* _Task to carry out_:
Restate each of the lines given below, word for word.

* _Stored items_:

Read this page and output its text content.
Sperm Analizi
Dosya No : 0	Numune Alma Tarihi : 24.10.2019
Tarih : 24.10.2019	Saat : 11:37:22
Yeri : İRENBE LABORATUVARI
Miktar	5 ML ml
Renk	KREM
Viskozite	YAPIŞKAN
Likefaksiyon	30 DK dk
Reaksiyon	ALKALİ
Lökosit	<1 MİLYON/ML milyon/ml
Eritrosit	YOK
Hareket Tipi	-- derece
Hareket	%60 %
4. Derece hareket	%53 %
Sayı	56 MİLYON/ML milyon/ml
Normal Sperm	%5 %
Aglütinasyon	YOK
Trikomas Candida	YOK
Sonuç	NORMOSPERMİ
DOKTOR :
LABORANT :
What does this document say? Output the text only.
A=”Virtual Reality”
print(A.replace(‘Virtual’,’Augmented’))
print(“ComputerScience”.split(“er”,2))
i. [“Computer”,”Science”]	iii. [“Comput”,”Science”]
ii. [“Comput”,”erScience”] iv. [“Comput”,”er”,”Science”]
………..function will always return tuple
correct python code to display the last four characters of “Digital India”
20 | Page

* _Written reply_:
Read this page and output its text content.
Sperm Analizi
Dosya No : 0	Numune Alma Tarihi : 24.10.2019
Tarih : 24.10.2019	Saat : 11:37:22
Yeri : İRENBE LABORATUVARI
Miktar	5 ML ml
Renk	KREM
Viskozite	YAPIŞKAN
Likefaksiyon	30 DK dk
Reaksiyon	ALKALİ
Lökosit	<1 MİLYON/ML milyon/ml
Eritrosit	YOK
Hareket Tipi	-- derece
Hareket	%60 %
4. Derece hareket	%53 %
Sayı	56 MİLYON/ML milyon/ml
Normal Sperm	%5 %
Aglütinasyon	YOK
Trikomas Candida	YOK
Sonuç	NORMOSPERMİ
DOKTOR :
LABORANT :
What does this document say? Output the text only.
A=”Virtual Reality”
print(A.replace(‘Virtual’,’Augmented’))
print(“ComputerScience”.split(“er”,2))
i. [“Computer”,”Science”]	iii. [“Comput”,”Science”]
ii. [“Comput”,”erScience”] iv. [“Comput”,”er”,”Science”]
………..function will always return tuple
correct python code to display the last four characters of “Digital India”
20 | Page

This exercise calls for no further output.